The problem:
Reproduce the listing below character for character; drop every image.

[Figure record listings]
┌────────

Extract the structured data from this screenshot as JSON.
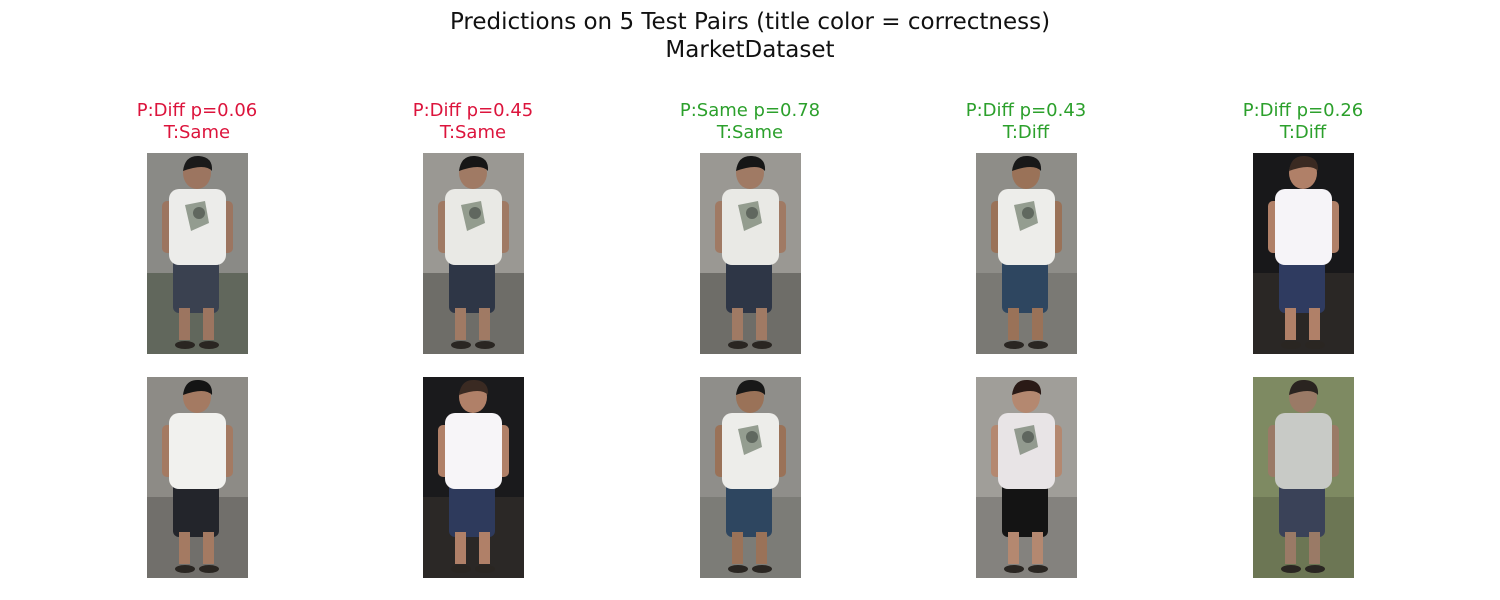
{
  "figure": {
    "title_line1": "Predictions on 5 Test Pairs (title color = correctness)",
    "title_line2": "MarketDataset"
  },
  "colors": {
    "correct": "#2ca02c",
    "incorrect": "#dc143c"
  },
  "pairs": [
    {
      "pred": "P:Diff p=0.06",
      "truth": "T:Same",
      "correct": false,
      "top": {
        "bg": "#8a8a86",
        "bg2": "#3f4a3a",
        "shirt": "#ececea",
        "pants": "#3a4150",
        "skin": "#9c7560",
        "hair": "#1a1a1a",
        "print": true
      },
      "bottom": {
        "bg": "#8d8b86",
        "bg2": "#5b5a55",
        "shirt": "#f1f1ee",
        "pants": "#23252b",
        "skin": "#a47a62",
        "hair": "#141414",
        "print": false
      }
    },
    {
      "pred": "P:Diff p=0.45",
      "truth": "T:Same",
      "correct": false,
      "top": {
        "bg": "#9a9893",
        "bg2": "#4a4a46",
        "shirt": "#e9e9e5",
        "pants": "#2e3646",
        "skin": "#a07a64",
        "hair": "#161616",
        "print": true
      },
      "bottom": {
        "bg": "#1a1a1c",
        "bg2": "#3a3430",
        "shirt": "#f7f5f8",
        "pants": "#2e3a5c",
        "skin": "#b08068",
        "hair": "#3a2a22",
        "print": false
      }
    },
    {
      "pred": "P:Same p=0.78",
      "truth": "T:Same",
      "correct": true,
      "top": {
        "bg": "#9a9893",
        "bg2": "#4a4a46",
        "shirt": "#e9e9e5",
        "pants": "#2e3646",
        "skin": "#a07a64",
        "hair": "#161616",
        "print": true
      },
      "bottom": {
        "bg": "#8f8e8a",
        "bg2": "#6e6d68",
        "shirt": "#ededea",
        "pants": "#2e4660",
        "skin": "#9a7258",
        "hair": "#181818",
        "print": true
      }
    },
    {
      "pred": "P:Diff p=0.43",
      "truth": "T:Diff",
      "correct": true,
      "top": {
        "bg": "#8e8d88",
        "bg2": "#6a6964",
        "shirt": "#ededea",
        "pants": "#2e4660",
        "skin": "#9a7258",
        "hair": "#181818",
        "print": true
      },
      "bottom": {
        "bg": "#a09e99",
        "bg2": "#6d6c68",
        "shirt": "#e8e4e6",
        "pants": "#141414",
        "skin": "#b48870",
        "hair": "#2a1a16",
        "print": true
      }
    },
    {
      "pred": "P:Diff p=0.26",
      "truth": "T:Diff",
      "correct": true,
      "top": {
        "bg": "#18181a",
        "bg2": "#3a3430",
        "shirt": "#f6f4f8",
        "pants": "#2f3b60",
        "skin": "#b08068",
        "hair": "#3a2a22",
        "print": false
      },
      "bottom": {
        "bg": "#7e8a62",
        "bg2": "#5c6648",
        "shirt": "#c8cac6",
        "pants": "#3a4258",
        "skin": "#9a7a66",
        "hair": "#2a2420",
        "print": false
      }
    }
  ]
}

└────────

Final result:
Extract the structured data from this screenshot as JSON.
{
  "figure": {
    "title_line1": "Predictions on 5 Test Pairs (title color = correctness)",
    "title_line2": "MarketDataset"
  },
  "colors": {
    "correct": "#2ca02c",
    "incorrect": "#dc143c"
  },
  "pairs": [
    {
      "pred": "P:Diff p=0.06",
      "truth": "T:Same",
      "correct": false,
      "top": {
        "bg": "#8a8a86",
        "bg2": "#3f4a3a",
        "shirt": "#ececea",
        "pants": "#3a4150",
        "skin": "#9c7560",
        "hair": "#1a1a1a",
        "print": true
      },
      "bottom": {
        "bg": "#8d8b86",
        "bg2": "#5b5a55",
        "shirt": "#f1f1ee",
        "pants": "#23252b",
        "skin": "#a47a62",
        "hair": "#141414",
        "print": false
      }
    },
    {
      "pred": "P:Diff p=0.45",
      "truth": "T:Same",
      "correct": false,
      "top": {
        "bg": "#9a9893",
        "bg2": "#4a4a46",
        "shirt": "#e9e9e5",
        "pants": "#2e3646",
        "skin": "#a07a64",
        "hair": "#161616",
        "print": true
      },
      "bottom": {
        "bg": "#1a1a1c",
        "bg2": "#3a3430",
        "shirt": "#f7f5f8",
        "pants": "#2e3a5c",
        "skin": "#b08068",
        "hair": "#3a2a22",
        "print": false
      }
    },
    {
      "pred": "P:Same p=0.78",
      "truth": "T:Same",
      "correct": true,
      "top": {
        "bg": "#9a9893",
        "bg2": "#4a4a46",
        "shirt": "#e9e9e5",
        "pants": "#2e3646",
        "skin": "#a07a64",
        "hair": "#161616",
        "print": true
      },
      "bottom": {
        "bg": "#8f8e8a",
        "bg2": "#6e6d68",
        "shirt": "#ededea",
        "pants": "#2e4660",
        "skin": "#9a7258",
        "hair": "#181818",
        "print": true
      }
    },
    {
      "pred": "P:Diff p=0.43",
      "truth": "T:Diff",
      "correct": true,
      "top": {
        "bg": "#8e8d88",
        "bg2": "#6a6964",
        "shirt": "#ededea",
        "pants": "#2e4660",
        "skin": "#9a7258",
        "hair": "#181818",
        "print": true
      },
      "bottom": {
        "bg": "#a09e99",
        "bg2": "#6d6c68",
        "shirt": "#e8e4e6",
        "pants": "#141414",
        "skin": "#b48870",
        "hair": "#2a1a16",
        "print": true
      }
    },
    {
      "pred": "P:Diff p=0.26",
      "truth": "T:Diff",
      "correct": true,
      "top": {
        "bg": "#18181a",
        "bg2": "#3a3430",
        "shirt": "#f6f4f8",
        "pants": "#2f3b60",
        "skin": "#b08068",
        "hair": "#3a2a22",
        "print": false
      },
      "bottom": {
        "bg": "#7e8a62",
        "bg2": "#5c6648",
        "shirt": "#c8cac6",
        "pants": "#3a4258",
        "skin": "#9a7a66",
        "hair": "#2a2420",
        "print": false
      }
    }
  ]
}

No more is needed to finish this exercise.